* **TASK REQUIREMENTS**: Count how many lines below contain the word "ffffff", then give that number alone.

* **RECORDS**:
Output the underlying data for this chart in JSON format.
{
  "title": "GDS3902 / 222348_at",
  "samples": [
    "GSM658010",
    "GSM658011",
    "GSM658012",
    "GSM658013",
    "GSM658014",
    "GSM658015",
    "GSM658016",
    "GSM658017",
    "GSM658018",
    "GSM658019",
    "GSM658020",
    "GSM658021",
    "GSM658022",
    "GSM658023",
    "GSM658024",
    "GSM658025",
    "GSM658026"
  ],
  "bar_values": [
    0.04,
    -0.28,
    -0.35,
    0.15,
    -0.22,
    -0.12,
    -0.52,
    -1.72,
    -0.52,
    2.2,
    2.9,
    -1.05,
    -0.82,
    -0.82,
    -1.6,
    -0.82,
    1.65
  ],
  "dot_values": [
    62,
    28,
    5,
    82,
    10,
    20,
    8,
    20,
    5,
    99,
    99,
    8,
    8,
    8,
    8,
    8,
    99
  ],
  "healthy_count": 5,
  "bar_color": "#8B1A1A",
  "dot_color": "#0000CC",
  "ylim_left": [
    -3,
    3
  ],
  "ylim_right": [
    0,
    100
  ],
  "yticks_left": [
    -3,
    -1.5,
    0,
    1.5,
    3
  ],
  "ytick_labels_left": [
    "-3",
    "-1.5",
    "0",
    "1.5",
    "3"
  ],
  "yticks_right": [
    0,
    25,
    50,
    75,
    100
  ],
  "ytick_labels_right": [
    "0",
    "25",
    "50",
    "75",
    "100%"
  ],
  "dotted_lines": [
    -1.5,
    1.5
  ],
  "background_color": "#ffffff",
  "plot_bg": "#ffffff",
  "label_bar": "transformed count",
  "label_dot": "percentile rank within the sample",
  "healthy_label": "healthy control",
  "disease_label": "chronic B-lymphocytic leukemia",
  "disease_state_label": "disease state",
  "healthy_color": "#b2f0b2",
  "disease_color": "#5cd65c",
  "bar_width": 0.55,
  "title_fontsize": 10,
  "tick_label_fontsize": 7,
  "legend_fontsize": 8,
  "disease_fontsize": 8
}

* **THE SOLUTION**: 2